* **Items from a dataset**
----

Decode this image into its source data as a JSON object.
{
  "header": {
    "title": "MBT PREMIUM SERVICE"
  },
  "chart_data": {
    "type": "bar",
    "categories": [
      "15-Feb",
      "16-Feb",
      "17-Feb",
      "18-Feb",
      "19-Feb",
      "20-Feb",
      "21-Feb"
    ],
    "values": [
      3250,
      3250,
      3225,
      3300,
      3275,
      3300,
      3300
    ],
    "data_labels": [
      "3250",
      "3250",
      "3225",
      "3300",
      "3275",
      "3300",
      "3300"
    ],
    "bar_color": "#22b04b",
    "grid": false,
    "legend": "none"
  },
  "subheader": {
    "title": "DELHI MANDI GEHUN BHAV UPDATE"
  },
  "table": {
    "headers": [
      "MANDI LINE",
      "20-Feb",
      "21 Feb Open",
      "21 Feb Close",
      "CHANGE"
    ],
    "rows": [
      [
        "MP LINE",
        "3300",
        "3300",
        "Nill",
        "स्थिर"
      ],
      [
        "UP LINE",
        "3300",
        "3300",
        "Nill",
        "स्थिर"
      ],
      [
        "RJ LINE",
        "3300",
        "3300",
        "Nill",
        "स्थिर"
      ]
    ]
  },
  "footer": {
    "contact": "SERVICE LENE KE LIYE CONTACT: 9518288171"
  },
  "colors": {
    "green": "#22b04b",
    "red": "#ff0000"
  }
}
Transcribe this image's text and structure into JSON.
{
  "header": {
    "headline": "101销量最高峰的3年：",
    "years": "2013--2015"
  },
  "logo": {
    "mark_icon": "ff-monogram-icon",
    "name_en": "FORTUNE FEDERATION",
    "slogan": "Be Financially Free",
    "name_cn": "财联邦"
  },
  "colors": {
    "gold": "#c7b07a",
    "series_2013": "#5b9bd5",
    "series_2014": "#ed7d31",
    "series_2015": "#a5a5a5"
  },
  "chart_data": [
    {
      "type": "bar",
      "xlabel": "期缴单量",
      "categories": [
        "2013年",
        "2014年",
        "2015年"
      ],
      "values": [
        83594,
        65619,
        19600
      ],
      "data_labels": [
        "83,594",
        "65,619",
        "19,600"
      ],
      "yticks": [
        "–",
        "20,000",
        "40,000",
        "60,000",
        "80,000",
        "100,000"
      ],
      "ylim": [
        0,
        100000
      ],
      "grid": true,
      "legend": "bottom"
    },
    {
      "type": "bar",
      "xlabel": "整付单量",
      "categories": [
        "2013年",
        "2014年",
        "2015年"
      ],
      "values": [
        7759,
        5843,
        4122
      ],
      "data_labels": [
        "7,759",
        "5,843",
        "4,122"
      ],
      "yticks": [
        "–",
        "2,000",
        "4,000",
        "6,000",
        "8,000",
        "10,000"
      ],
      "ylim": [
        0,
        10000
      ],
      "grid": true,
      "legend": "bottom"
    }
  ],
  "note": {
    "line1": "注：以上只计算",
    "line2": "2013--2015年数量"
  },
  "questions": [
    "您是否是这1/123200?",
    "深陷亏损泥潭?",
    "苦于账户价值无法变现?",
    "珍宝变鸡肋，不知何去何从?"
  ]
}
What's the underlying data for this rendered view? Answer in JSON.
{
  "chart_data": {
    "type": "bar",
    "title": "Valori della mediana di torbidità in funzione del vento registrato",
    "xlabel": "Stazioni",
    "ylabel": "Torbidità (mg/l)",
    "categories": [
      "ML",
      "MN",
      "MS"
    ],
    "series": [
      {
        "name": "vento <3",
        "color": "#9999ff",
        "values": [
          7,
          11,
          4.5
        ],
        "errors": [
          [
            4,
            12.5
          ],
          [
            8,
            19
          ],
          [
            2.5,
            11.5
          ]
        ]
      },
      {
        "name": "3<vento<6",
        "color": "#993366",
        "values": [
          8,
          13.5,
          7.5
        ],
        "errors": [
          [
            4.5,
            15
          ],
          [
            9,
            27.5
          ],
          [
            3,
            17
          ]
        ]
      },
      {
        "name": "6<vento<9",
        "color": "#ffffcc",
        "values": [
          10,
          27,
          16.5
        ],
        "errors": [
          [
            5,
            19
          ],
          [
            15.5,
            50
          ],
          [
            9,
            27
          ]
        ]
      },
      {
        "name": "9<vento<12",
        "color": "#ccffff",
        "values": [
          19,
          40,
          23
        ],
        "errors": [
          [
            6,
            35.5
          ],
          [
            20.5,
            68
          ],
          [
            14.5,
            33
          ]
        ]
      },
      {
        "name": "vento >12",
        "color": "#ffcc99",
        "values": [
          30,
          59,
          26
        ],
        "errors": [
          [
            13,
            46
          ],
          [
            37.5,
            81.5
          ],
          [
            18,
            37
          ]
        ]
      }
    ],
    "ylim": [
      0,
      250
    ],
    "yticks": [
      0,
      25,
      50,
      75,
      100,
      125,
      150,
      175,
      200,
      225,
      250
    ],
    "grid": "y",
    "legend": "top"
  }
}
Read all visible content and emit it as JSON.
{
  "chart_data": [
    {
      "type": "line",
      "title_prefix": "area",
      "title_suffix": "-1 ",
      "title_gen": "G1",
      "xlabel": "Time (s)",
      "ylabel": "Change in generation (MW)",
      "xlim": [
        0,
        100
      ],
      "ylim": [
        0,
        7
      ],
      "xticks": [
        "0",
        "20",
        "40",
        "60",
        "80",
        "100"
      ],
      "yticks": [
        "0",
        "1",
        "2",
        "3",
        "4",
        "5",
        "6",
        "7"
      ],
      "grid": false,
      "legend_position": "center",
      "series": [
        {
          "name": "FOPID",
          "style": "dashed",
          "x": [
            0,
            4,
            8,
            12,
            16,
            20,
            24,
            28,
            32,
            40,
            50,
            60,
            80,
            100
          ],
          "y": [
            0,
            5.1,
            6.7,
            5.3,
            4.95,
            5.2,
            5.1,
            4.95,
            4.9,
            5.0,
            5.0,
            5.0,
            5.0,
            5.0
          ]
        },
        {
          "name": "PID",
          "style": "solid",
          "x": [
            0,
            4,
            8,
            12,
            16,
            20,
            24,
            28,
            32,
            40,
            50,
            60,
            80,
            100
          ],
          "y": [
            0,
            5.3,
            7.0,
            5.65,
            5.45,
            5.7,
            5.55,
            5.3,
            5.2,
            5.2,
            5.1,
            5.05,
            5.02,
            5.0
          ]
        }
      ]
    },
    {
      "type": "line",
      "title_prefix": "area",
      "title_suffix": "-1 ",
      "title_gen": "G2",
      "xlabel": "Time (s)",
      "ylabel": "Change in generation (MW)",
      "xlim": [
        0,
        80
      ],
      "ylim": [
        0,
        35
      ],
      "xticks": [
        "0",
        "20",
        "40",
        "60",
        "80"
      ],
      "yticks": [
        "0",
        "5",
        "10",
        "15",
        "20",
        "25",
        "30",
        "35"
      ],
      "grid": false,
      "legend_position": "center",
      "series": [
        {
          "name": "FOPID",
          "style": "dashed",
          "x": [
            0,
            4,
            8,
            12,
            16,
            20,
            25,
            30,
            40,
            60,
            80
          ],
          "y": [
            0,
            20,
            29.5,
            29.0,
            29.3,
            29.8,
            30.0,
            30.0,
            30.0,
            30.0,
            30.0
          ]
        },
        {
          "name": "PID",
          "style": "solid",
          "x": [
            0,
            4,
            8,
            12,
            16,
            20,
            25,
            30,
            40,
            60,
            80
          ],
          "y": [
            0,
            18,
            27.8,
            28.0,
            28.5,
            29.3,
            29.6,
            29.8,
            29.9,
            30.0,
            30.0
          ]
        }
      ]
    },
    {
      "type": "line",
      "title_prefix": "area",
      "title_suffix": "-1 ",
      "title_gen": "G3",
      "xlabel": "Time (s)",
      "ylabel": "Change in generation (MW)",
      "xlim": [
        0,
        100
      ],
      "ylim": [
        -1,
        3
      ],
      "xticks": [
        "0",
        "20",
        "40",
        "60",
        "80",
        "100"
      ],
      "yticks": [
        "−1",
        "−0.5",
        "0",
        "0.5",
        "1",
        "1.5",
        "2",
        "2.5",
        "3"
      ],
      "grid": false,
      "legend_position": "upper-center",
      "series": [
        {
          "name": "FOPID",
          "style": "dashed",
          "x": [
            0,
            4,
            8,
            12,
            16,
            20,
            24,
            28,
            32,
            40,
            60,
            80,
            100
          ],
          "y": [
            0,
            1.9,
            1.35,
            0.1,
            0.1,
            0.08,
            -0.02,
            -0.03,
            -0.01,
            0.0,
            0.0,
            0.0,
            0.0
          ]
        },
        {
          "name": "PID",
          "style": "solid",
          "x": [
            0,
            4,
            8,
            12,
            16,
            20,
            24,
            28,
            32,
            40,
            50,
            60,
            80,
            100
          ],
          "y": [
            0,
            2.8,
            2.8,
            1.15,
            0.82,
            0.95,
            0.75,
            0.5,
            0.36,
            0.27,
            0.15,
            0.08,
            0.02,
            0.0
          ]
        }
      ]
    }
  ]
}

----

* **EXERCISE DESCRIPTION**
Supply the count of lines in the entries that contain the word "JSON", and nothing besides.

* **ANSWER TO THIS EXERCISE**
4